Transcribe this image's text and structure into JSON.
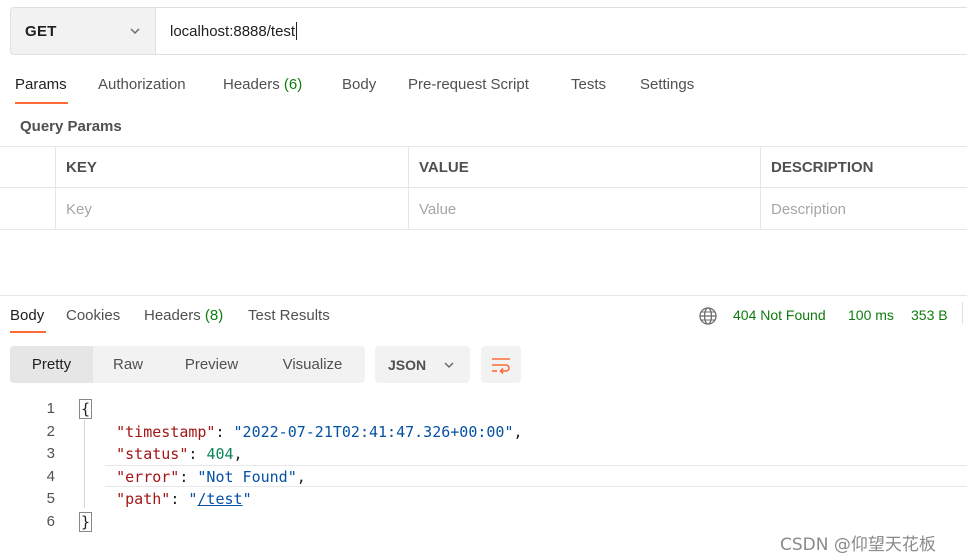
{
  "request": {
    "method": "GET",
    "url": "localhost:8888/test"
  },
  "request_tabs": [
    {
      "label": "Params"
    },
    {
      "label": "Authorization"
    },
    {
      "label": "Headers",
      "count": "(6)"
    },
    {
      "label": "Body"
    },
    {
      "label": "Pre-request Script"
    },
    {
      "label": "Tests"
    },
    {
      "label": "Settings"
    }
  ],
  "query_params": {
    "title": "Query Params",
    "columns": [
      "KEY",
      "VALUE",
      "DESCRIPTION"
    ],
    "placeholders": [
      "Key",
      "Value",
      "Description"
    ]
  },
  "response_tabs": [
    {
      "label": "Body"
    },
    {
      "label": "Cookies"
    },
    {
      "label": "Headers",
      "count": "(8)"
    },
    {
      "label": "Test Results"
    }
  ],
  "response_meta": {
    "status": "404 Not Found",
    "time": "100 ms",
    "size": "353 B"
  },
  "view_modes": [
    "Pretty",
    "Raw",
    "Preview",
    "Visualize"
  ],
  "format": "JSON",
  "code": {
    "line_numbers": [
      "1",
      "2",
      "3",
      "4",
      "5",
      "6"
    ],
    "open_brace": "{",
    "close_brace": "}",
    "fields": [
      {
        "key": "\"timestamp\"",
        "value": "\"2022-07-21T02:41:47.326+00:00\""
      },
      {
        "key": "\"status\"",
        "value": "404"
      },
      {
        "key": "\"error\"",
        "value": "\"Not Found\""
      },
      {
        "key": "\"path\"",
        "value_open": "\"",
        "value_link": "/test",
        "value_close": "\""
      }
    ]
  },
  "watermark": "CSDN @仰望天花板",
  "colors": {
    "accent": "#ff6c37",
    "success_green": "#0f7b0f",
    "json_key": "#a31515",
    "json_string": "#0451a5",
    "json_number": "#098658"
  }
}
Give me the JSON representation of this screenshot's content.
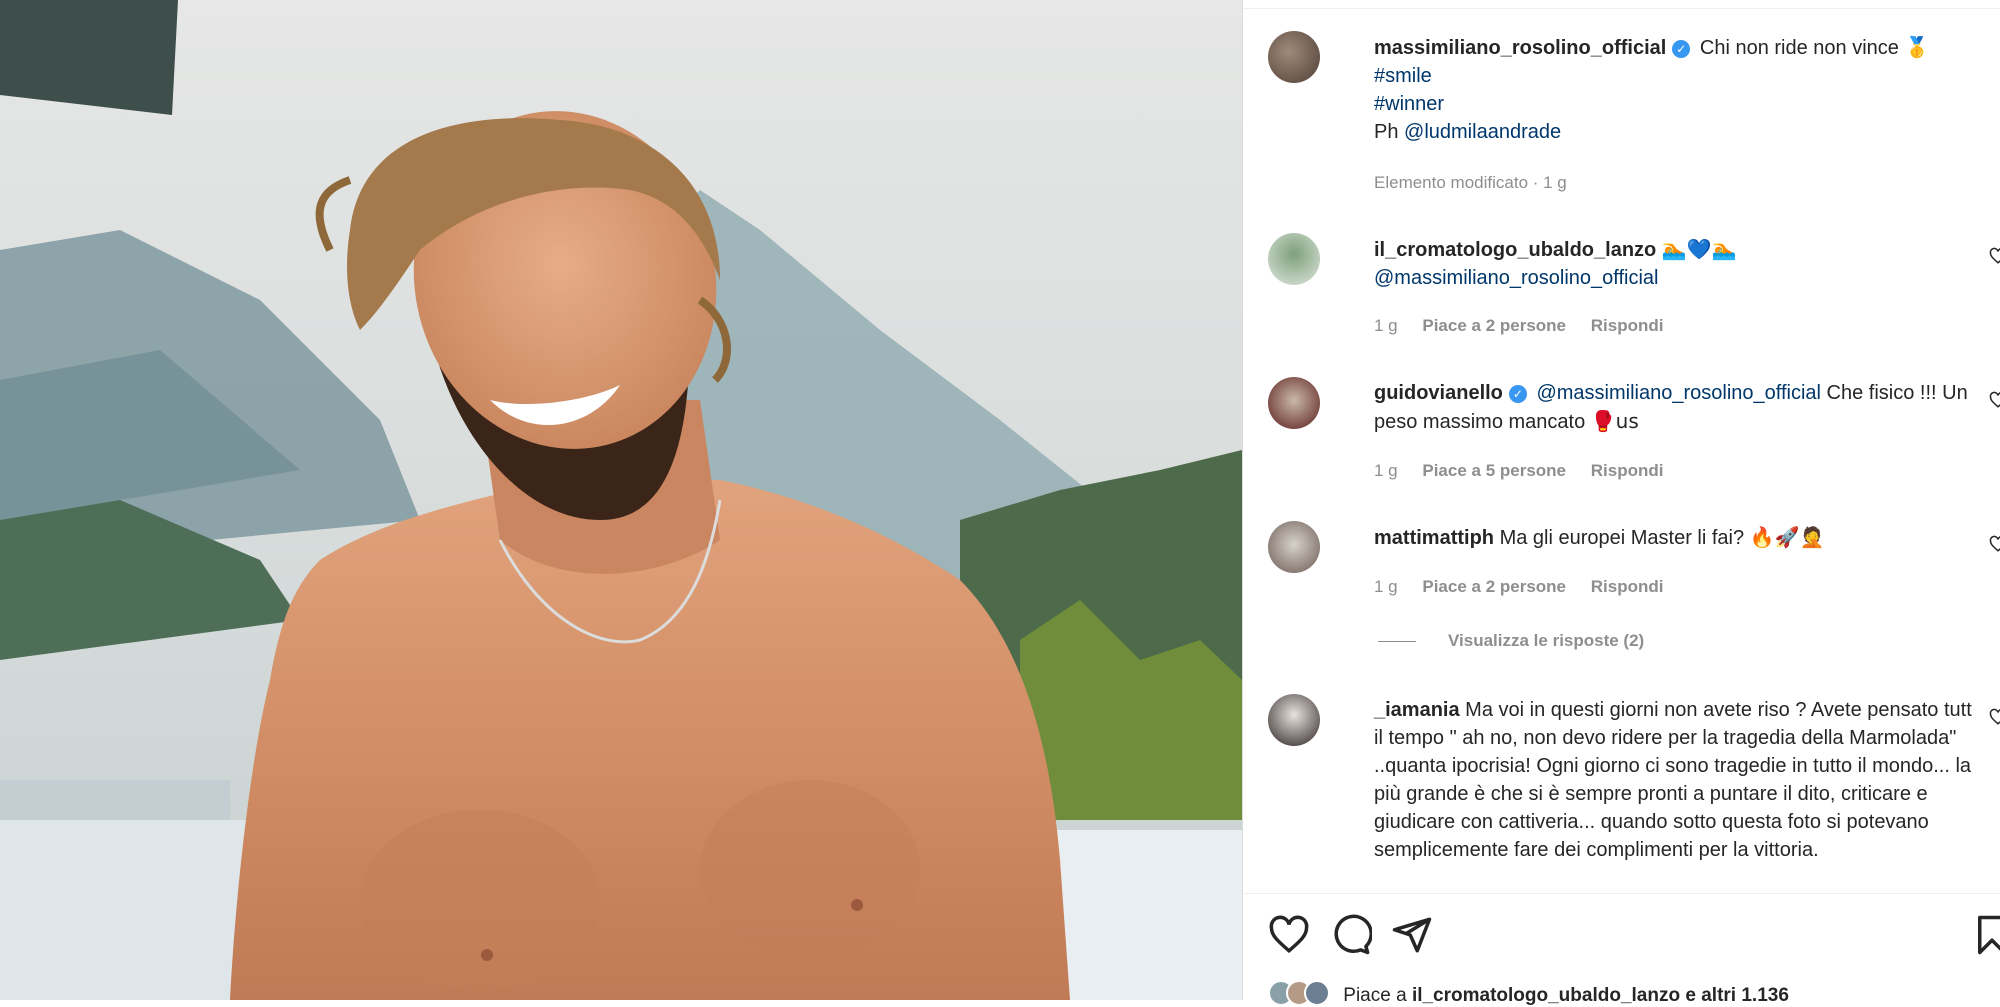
{
  "post": {
    "author": "massimiliano_rosolino_official",
    "caption": "Chi non ride non vince",
    "caption_emoji": "🥇",
    "hashtags": [
      "#smile",
      "#winner"
    ],
    "photo_credit_prefix": "Ph",
    "photo_credit_user": "@ludmilaandrade",
    "edited_label": "Elemento modificato · 1 g"
  },
  "comments": [
    {
      "user": "il_cromatologo_ubaldo_lanzo",
      "verified": false,
      "emoji": "🏊💙🏊",
      "mention": "@massimiliano_rosolino_official",
      "text": "",
      "time": "1 g",
      "likes": "Piace a 2 persone",
      "reply": "Rispondi"
    },
    {
      "user": "guidovianello",
      "verified": true,
      "mention": "@massimiliano_rosolino_official",
      "text": "Che fisico !!! Un peso massimo mancato",
      "emoji": "🥊us",
      "time": "1 g",
      "likes": "Piace a 5 persone",
      "reply": "Rispondi"
    },
    {
      "user": "mattimattiph",
      "verified": false,
      "text": "Ma gli europei Master li fai?",
      "emoji": "🔥🚀🤦",
      "time": "1 g",
      "likes": "Piace a 2 persone",
      "reply": "Rispondi",
      "view_replies": "Visualizza le risposte (2)"
    },
    {
      "user": "_iamania",
      "verified": false,
      "text": "Ma voi in questi giorni non avete riso ? Avete pensato tutt il tempo \" ah no, non devo ridere per la tragedia della Marmolada\" ..quanta ipocrisia! Ogni giorno ci sono tragedie in tutto il mondo... la più grande è che si è sempre pronti a puntare il dito, criticare e giudicare con cattiveria... quando sotto questa foto si potevano semplicemente fare dei complimenti per la vittoria."
    }
  ],
  "likes_line": {
    "prefix": "Piace a",
    "user": "il_cromatologo_ubaldo_lanzo",
    "suffix": "e altri 1.136"
  },
  "icons": [
    "like-icon",
    "comment-icon",
    "share-icon",
    "save-icon",
    "verified-badge-icon"
  ],
  "colors": {
    "verified": "#3897f0",
    "link": "#00376b",
    "meta": "#8e8e8e",
    "text": "#262626"
  }
}
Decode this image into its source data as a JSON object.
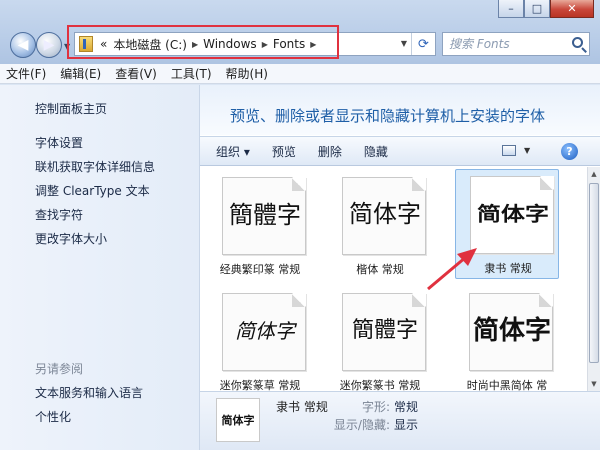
{
  "window": {
    "minimize_label": "–",
    "maximize_label": "□",
    "close_label": "✕"
  },
  "address": {
    "root_chevron": "«",
    "segments": [
      "本地磁盘 (C:)",
      "Windows",
      "Fonts"
    ],
    "highlight_color": "#e0313f"
  },
  "search": {
    "placeholder": "搜索 Fonts"
  },
  "menubar": {
    "items": [
      "文件(F)",
      "编辑(E)",
      "查看(V)",
      "工具(T)",
      "帮助(H)"
    ]
  },
  "sidebar": {
    "home": "控制面板主页",
    "links": [
      "字体设置",
      "联机获取字体详细信息",
      "调整 ClearType 文本",
      "查找字符",
      "更改字体大小"
    ],
    "see_also_title": "另请参阅",
    "see_also": [
      "文本服务和输入语言",
      "个性化"
    ]
  },
  "main": {
    "banner_title": "预览、删除或者显示和隐藏计算机上安装的字体",
    "toolbar": {
      "organize": "组织 ▾",
      "preview": "预览",
      "delete": "删除",
      "hide": "隐藏",
      "help": "?"
    }
  },
  "fonts": [
    {
      "sample": "簡體字",
      "name": "经典繁印篆 常规",
      "selected": false
    },
    {
      "sample": "简体字",
      "name": "楷体 常规",
      "selected": false
    },
    {
      "sample": "简体字",
      "name": "隶书 常规",
      "selected": true
    },
    {
      "sample": "简体字",
      "name": "迷你繁篆草 常规",
      "selected": false
    },
    {
      "sample": "簡體字",
      "name": "迷你繁篆书 常规",
      "selected": false
    },
    {
      "sample": "简体字",
      "name": "时尚中黑简体 常",
      "selected": false
    }
  ],
  "details": {
    "thumb_text": "简体字",
    "name": "隶书 常规",
    "style_label": "字形:",
    "style_value": "常规",
    "visibility_label": "显示/隐藏:",
    "visibility_value": "显示"
  },
  "annotation": {
    "arrow_color": "#e0313f"
  }
}
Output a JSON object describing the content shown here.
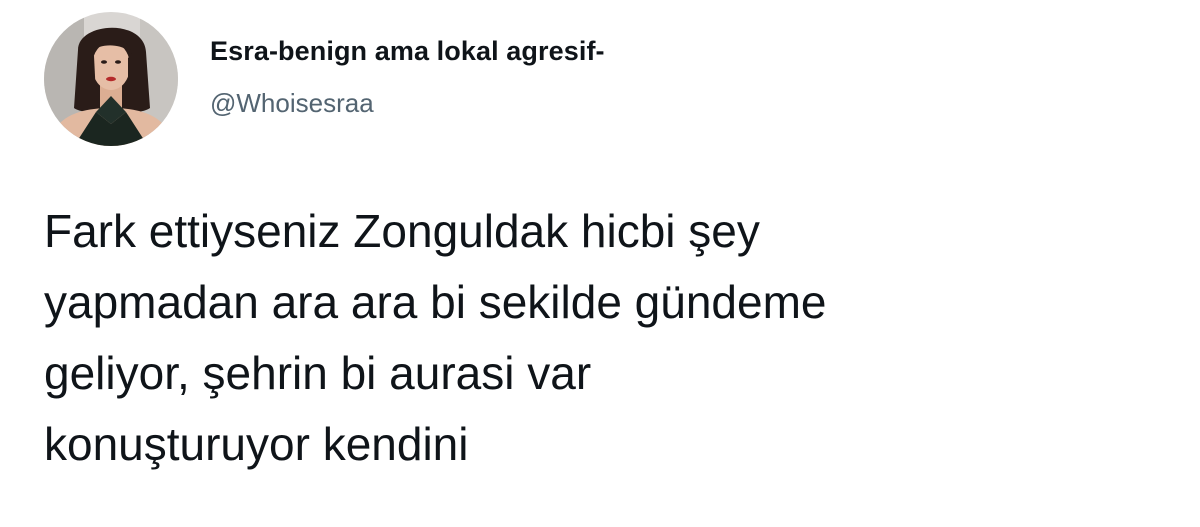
{
  "tweet": {
    "author": {
      "display_name": "Esra-benign ama lokal agresif-",
      "handle": "@Whoisesraa",
      "avatar": "profile-photo"
    },
    "text_lines": [
      "Fark ettiyseniz Zonguldak hicbi şey",
      "yapmadan ara ara bi sekilde gündeme",
      "geliyor, şehrin bi aurasi var",
      "konuşturuyor kendini"
    ]
  },
  "colors": {
    "text_primary": "#0f1419",
    "text_secondary": "#536471",
    "background": "#ffffff"
  }
}
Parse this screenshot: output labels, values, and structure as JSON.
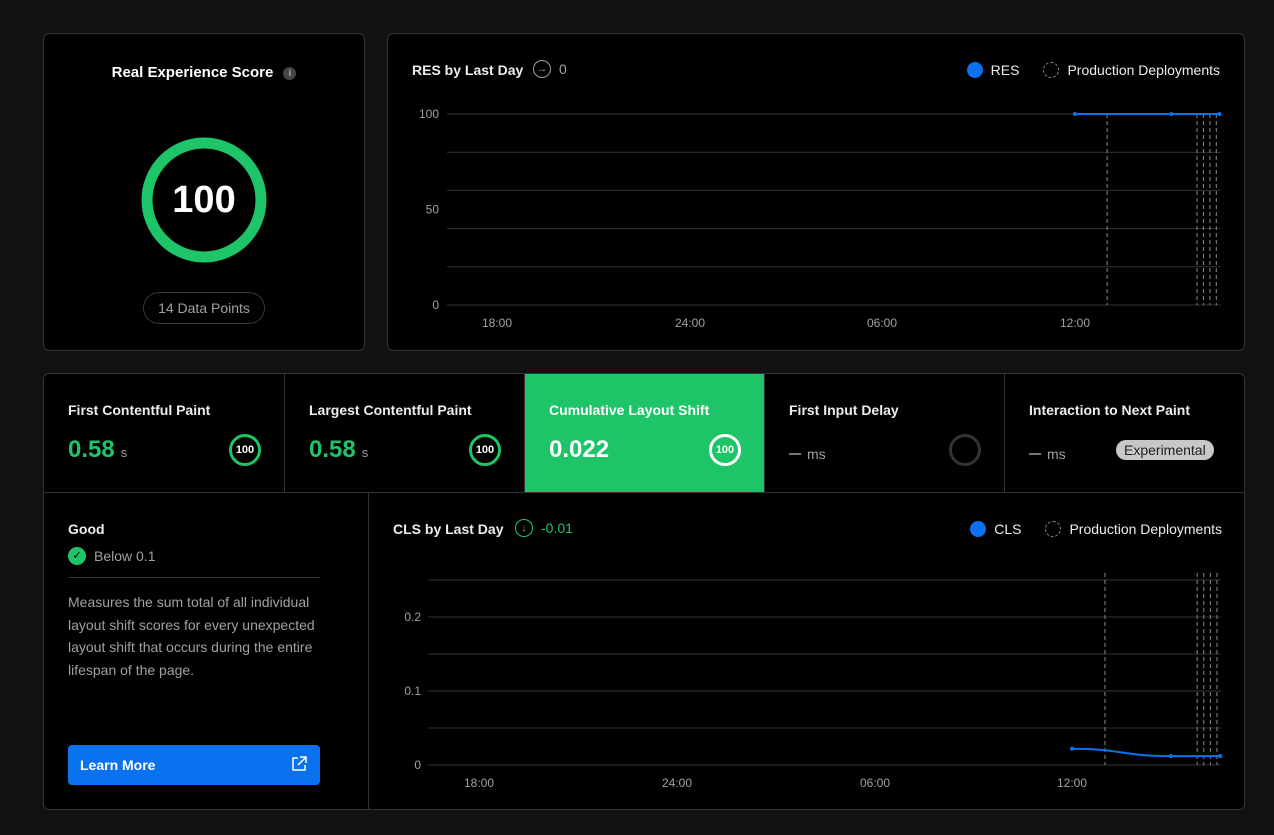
{
  "score_card": {
    "title": "Real Experience Score",
    "info_icon": "i",
    "score": "100",
    "data_points": "14 Data Points",
    "ring_color": "#1ec468"
  },
  "res_chart": {
    "title": "RES by Last Day",
    "delta_icon": "→",
    "delta": "0",
    "legend_series": "RES",
    "legend_deploys": "Production Deployments",
    "chart_data": {
      "type": "line",
      "title": "RES by Last Day",
      "y_ticks": [
        "100",
        "50",
        "0"
      ],
      "x_ticks": [
        "18:00",
        "24:00",
        "06:00",
        "12:00"
      ],
      "ylim": [
        0,
        100
      ],
      "series": [
        {
          "name": "RES",
          "x": [
            12.0,
            15.0,
            16.5
          ],
          "values": [
            100,
            100,
            100
          ]
        }
      ],
      "deployments_x": [
        13.0,
        15.8,
        16.0,
        16.2,
        16.4
      ],
      "xlim": [
        16.5,
        40.6
      ],
      "color": "#0a72ef"
    }
  },
  "metrics": [
    {
      "name": "First Contentful Paint",
      "value": "0.58",
      "unit": "s",
      "badge": "100"
    },
    {
      "name": "Largest Contentful Paint",
      "value": "0.58",
      "unit": "s",
      "badge": "100"
    },
    {
      "name": "Cumulative Layout Shift",
      "value": "0.022",
      "unit": "",
      "badge": "100"
    },
    {
      "name": "First Input Delay",
      "unit": "ms"
    },
    {
      "name": "Interaction to Next Paint",
      "unit": "ms",
      "tag": "Experimental"
    }
  ],
  "detail": {
    "rating": "Good",
    "threshold": "Below 0.1",
    "check_icon": "✓",
    "description": "Measures the sum total of all individual layout shift scores for every unexpected layout shift that occurs during the entire lifespan of the page.",
    "learn_more": "Learn More"
  },
  "cls_chart": {
    "title": "CLS by Last Day",
    "delta_icon": "↓",
    "delta": "-0.01",
    "delta_color": "#1ec468",
    "legend_series": "CLS",
    "legend_deploys": "Production Deployments",
    "chart_data": {
      "type": "line",
      "title": "CLS by Last Day",
      "y_ticks": [
        "0.2",
        "0.1",
        "0"
      ],
      "x_ticks": [
        "18:00",
        "24:00",
        "06:00",
        "12:00"
      ],
      "ylim": [
        0,
        0.25
      ],
      "series": [
        {
          "name": "CLS",
          "x": [
            12.0,
            15.0,
            16.5
          ],
          "values": [
            0.022,
            0.012,
            0.012
          ]
        }
      ],
      "deployments_x": [
        13.0,
        15.8,
        16.0,
        16.2,
        16.4
      ],
      "color": "#0a72ef"
    }
  }
}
--
Scan the data above and copy every line with "Piace" in it.

The reply =
      "likes": "Piace a 2 persone",
      "likes": "Piace a 5 persone",
      "likes": "Piace a 2 persone",
    "prefix": "Piace a",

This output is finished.